## AIM OF THE EXERCISE
Transcribe each line exactly.

## GIVEN RECORDS

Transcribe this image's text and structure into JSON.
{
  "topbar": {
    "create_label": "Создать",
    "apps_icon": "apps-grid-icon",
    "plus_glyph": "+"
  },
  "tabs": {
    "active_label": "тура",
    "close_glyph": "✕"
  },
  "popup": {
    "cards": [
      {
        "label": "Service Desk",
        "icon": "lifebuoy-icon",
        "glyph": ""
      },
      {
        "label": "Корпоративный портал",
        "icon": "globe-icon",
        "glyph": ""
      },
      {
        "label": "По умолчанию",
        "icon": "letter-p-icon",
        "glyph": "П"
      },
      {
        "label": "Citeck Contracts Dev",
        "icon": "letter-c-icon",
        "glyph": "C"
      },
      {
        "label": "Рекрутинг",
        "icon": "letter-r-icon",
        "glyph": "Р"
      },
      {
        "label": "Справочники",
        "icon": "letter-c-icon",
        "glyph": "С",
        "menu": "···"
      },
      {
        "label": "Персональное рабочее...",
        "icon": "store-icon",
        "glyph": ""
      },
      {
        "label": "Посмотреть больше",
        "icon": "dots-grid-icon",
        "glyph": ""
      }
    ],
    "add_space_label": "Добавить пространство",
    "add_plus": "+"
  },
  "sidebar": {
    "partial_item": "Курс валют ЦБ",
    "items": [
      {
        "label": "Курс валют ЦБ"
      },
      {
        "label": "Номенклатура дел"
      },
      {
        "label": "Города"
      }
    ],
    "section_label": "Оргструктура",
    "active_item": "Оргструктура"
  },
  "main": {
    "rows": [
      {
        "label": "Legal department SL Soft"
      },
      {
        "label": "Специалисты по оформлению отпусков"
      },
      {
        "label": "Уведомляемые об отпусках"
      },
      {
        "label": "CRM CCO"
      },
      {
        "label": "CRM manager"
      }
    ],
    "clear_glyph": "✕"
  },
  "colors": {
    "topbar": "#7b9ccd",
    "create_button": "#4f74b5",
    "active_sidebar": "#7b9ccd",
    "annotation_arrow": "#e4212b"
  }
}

## RESULT OF THIS TASK
Transcribe this image's text and structure into JSON.
{
  "topbar": {
    "create_label": "Создать",
    "apps_icon": "apps-grid-icon",
    "plus_glyph": "+"
  },
  "tabs": {
    "active_label": "тура",
    "close_glyph": "✕"
  },
  "popup": {
    "cards": [
      {
        "label": "Service Desk",
        "icon": "lifebuoy-icon",
        "glyph": ""
      },
      {
        "label": "Корпоративный портал",
        "icon": "globe-icon",
        "glyph": ""
      },
      {
        "label": "По умолчанию",
        "icon": "letter-p-icon",
        "glyph": "П"
      },
      {
        "label": "Citeck Contracts Dev",
        "icon": "letter-c-icon",
        "glyph": "C"
      },
      {
        "label": "Рекрутинг",
        "icon": "letter-r-icon",
        "glyph": "Р"
      },
      {
        "label": "Справочники",
        "icon": "letter-c-icon",
        "glyph": "С",
        "menu": "···"
      },
      {
        "label": "Персональное рабочее...",
        "icon": "store-icon",
        "glyph": ""
      },
      {
        "label": "Посмотреть больше",
        "icon": "dots-grid-icon",
        "glyph": ""
      }
    ],
    "add_space_label": "Добавить пространство",
    "add_plus": "+"
  },
  "sidebar": {
    "partial_item": "Курс валют ЦБ",
    "items": [
      {
        "label": "Курс валют ЦБ"
      },
      {
        "label": "Номенклатура дел"
      },
      {
        "label": "Города"
      }
    ],
    "section_label": "Оргструктура",
    "active_item": "Оргструктура"
  },
  "main": {
    "rows": [
      {
        "label": "Legal department SL Soft"
      },
      {
        "label": "Специалисты по оформлению отпусков"
      },
      {
        "label": "Уведомляемые об отпусках"
      },
      {
        "label": "CRM CCO"
      },
      {
        "label": "CRM manager"
      }
    ],
    "clear_glyph": "✕"
  },
  "colors": {
    "topbar": "#7b9ccd",
    "create_button": "#4f74b5",
    "active_sidebar": "#7b9ccd",
    "annotation_arrow": "#e4212b"
  }
}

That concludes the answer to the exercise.